**Records provided:**
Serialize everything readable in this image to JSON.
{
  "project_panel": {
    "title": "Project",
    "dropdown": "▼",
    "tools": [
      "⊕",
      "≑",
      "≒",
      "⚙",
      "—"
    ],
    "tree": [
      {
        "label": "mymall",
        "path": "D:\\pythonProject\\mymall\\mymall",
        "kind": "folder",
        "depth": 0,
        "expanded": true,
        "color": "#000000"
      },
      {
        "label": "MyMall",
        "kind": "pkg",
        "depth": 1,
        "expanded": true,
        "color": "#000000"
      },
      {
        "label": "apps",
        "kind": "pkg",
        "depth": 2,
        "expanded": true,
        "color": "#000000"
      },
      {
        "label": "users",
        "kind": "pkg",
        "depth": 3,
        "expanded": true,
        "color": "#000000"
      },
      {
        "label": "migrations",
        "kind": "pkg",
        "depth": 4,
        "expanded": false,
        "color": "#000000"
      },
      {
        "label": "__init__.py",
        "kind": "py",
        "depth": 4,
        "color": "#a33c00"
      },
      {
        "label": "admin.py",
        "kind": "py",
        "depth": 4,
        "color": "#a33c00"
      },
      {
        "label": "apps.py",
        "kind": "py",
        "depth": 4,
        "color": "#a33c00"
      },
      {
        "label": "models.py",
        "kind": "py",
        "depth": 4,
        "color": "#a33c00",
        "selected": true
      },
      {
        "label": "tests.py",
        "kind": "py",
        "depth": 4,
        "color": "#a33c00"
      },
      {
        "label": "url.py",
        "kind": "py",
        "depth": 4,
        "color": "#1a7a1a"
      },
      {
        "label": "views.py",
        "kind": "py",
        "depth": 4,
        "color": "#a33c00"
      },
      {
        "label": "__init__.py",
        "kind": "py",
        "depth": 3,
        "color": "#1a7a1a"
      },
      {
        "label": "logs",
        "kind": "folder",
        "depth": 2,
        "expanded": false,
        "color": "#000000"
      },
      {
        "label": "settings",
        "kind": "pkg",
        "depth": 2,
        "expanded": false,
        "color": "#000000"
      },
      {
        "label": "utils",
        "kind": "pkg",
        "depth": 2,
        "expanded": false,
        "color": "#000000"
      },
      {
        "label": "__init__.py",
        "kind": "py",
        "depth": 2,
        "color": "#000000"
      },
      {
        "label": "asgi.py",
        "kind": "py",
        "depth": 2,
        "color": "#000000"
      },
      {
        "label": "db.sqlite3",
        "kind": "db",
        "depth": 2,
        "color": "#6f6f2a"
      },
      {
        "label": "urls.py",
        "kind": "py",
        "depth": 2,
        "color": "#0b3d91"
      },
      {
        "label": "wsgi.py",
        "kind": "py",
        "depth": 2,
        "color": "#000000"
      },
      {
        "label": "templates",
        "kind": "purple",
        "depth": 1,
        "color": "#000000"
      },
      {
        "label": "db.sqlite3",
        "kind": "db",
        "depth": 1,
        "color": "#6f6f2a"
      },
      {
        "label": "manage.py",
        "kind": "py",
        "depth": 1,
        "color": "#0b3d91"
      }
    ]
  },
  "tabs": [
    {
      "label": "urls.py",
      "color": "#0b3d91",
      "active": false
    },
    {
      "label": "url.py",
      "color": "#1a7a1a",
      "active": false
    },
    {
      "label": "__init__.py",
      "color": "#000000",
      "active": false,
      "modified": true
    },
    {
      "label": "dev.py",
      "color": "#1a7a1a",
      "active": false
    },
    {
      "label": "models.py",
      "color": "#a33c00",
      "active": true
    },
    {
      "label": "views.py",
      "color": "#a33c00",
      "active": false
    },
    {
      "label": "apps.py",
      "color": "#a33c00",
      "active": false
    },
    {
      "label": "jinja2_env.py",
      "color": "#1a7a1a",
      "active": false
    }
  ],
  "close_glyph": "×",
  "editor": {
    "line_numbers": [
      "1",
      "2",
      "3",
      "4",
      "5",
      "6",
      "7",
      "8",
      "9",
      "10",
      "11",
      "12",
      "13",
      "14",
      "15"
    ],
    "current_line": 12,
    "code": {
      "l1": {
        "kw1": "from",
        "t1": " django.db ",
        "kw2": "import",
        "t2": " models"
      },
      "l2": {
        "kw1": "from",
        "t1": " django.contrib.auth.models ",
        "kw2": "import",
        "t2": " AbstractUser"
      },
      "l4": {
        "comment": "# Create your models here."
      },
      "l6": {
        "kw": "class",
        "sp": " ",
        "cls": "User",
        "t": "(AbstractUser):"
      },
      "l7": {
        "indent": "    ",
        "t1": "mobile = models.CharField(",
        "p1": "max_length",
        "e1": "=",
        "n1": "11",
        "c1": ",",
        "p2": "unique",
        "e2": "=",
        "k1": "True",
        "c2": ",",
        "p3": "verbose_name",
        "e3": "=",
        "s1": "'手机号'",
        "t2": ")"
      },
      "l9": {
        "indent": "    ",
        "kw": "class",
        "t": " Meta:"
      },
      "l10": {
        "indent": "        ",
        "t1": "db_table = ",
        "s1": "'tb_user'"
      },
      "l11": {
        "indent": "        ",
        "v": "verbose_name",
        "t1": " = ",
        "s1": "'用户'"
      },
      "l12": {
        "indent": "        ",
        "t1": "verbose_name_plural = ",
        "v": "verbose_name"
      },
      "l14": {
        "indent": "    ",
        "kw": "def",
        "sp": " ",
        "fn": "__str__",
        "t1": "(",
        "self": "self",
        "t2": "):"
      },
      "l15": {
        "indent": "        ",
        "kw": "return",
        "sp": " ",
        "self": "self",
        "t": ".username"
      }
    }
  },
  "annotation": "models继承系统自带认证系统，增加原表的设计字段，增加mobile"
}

...

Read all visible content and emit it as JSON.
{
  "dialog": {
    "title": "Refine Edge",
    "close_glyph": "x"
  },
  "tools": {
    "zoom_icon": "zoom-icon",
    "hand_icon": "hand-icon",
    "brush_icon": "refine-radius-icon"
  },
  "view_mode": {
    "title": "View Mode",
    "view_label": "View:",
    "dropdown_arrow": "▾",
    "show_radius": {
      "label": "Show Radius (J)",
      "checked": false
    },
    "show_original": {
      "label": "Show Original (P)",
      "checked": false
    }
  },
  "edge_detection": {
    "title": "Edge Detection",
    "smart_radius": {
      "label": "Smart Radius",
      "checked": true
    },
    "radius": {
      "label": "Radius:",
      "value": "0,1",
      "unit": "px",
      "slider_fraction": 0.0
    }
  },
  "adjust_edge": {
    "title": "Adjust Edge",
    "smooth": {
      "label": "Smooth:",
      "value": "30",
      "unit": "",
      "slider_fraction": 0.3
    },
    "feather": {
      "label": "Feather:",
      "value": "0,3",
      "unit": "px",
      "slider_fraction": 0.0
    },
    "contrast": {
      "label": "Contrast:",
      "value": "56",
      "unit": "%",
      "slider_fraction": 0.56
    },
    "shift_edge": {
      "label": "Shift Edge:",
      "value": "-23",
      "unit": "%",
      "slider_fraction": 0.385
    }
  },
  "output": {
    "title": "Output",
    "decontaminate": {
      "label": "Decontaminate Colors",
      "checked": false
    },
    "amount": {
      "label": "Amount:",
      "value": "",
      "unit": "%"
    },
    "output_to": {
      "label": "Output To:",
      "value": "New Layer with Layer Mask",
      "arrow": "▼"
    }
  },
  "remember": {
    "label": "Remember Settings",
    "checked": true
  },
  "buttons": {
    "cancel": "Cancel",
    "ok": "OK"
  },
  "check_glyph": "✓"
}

**Instructions for the task:** List each line of the entries that holds the string "value".

**Answer to the exercise:**
      "value": "0,1",
      "value": "30",
      "value": "0,3",
      "value": "56",
      "value": "-23",
      "value": "",
      "value": "New Layer with Layer Mask",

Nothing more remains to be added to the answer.